#### Aim of the task:
Copy every line that holds "patterns".

Figure record listings:
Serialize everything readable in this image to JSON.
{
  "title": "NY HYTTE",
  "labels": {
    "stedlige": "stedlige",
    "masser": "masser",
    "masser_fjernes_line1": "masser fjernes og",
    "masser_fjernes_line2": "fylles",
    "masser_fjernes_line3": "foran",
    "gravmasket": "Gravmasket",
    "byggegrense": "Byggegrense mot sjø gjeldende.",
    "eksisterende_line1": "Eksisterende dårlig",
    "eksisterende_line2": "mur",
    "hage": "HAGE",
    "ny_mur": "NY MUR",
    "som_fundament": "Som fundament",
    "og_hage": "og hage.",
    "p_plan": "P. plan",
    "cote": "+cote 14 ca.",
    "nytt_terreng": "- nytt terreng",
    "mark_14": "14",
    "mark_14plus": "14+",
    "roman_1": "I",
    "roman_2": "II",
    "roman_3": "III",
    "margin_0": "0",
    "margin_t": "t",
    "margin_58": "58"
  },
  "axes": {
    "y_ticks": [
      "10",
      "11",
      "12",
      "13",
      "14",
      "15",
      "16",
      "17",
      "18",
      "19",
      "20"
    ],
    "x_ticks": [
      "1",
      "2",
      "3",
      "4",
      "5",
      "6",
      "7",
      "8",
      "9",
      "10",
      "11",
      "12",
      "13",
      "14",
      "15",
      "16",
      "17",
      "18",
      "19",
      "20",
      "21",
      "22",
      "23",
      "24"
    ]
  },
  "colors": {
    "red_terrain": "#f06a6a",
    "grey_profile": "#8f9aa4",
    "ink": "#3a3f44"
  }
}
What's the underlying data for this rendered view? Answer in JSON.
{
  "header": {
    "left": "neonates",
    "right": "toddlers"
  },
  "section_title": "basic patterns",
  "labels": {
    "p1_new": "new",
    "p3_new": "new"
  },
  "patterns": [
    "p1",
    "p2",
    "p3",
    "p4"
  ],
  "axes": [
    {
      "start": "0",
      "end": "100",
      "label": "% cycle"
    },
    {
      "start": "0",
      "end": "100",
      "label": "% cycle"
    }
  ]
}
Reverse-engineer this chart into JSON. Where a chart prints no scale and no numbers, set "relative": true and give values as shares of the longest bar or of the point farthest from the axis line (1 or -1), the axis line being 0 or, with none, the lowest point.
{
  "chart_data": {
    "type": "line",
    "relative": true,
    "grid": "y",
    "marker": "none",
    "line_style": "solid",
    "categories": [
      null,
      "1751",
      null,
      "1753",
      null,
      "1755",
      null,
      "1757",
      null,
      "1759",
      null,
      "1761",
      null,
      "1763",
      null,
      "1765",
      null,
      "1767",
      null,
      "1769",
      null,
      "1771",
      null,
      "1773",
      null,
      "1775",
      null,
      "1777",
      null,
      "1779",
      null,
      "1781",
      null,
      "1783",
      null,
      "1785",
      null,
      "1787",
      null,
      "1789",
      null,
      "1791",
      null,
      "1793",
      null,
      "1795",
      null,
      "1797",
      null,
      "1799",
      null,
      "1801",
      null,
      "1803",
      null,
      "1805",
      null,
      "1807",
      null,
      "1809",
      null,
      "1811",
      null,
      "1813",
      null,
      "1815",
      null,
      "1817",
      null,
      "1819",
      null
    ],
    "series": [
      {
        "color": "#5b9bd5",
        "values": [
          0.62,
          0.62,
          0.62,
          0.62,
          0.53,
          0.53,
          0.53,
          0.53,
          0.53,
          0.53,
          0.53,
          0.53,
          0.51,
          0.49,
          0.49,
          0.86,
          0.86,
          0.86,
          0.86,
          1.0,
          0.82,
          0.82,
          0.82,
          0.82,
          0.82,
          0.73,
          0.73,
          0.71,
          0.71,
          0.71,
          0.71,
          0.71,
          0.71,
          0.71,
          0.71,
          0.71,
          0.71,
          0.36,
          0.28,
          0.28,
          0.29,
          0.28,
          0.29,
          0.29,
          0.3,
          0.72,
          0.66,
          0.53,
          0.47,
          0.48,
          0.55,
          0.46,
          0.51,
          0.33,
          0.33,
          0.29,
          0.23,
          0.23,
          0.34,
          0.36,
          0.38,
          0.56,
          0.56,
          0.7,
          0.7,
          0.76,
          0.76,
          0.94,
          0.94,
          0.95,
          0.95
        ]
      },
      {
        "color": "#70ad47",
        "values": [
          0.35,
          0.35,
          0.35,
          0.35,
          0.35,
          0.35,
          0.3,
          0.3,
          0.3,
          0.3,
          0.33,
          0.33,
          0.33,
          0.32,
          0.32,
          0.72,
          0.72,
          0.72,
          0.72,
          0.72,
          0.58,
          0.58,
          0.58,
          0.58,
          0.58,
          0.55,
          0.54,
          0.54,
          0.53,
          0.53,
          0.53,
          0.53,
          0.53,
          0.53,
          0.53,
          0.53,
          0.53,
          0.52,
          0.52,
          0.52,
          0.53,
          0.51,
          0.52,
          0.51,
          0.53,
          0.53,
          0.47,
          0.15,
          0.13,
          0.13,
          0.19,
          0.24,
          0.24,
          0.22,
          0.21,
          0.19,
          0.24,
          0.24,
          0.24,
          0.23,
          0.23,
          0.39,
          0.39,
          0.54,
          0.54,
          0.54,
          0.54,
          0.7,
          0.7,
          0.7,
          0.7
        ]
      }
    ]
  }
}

#### Written solution:
  "section_title": "basic patterns",
  "patterns": [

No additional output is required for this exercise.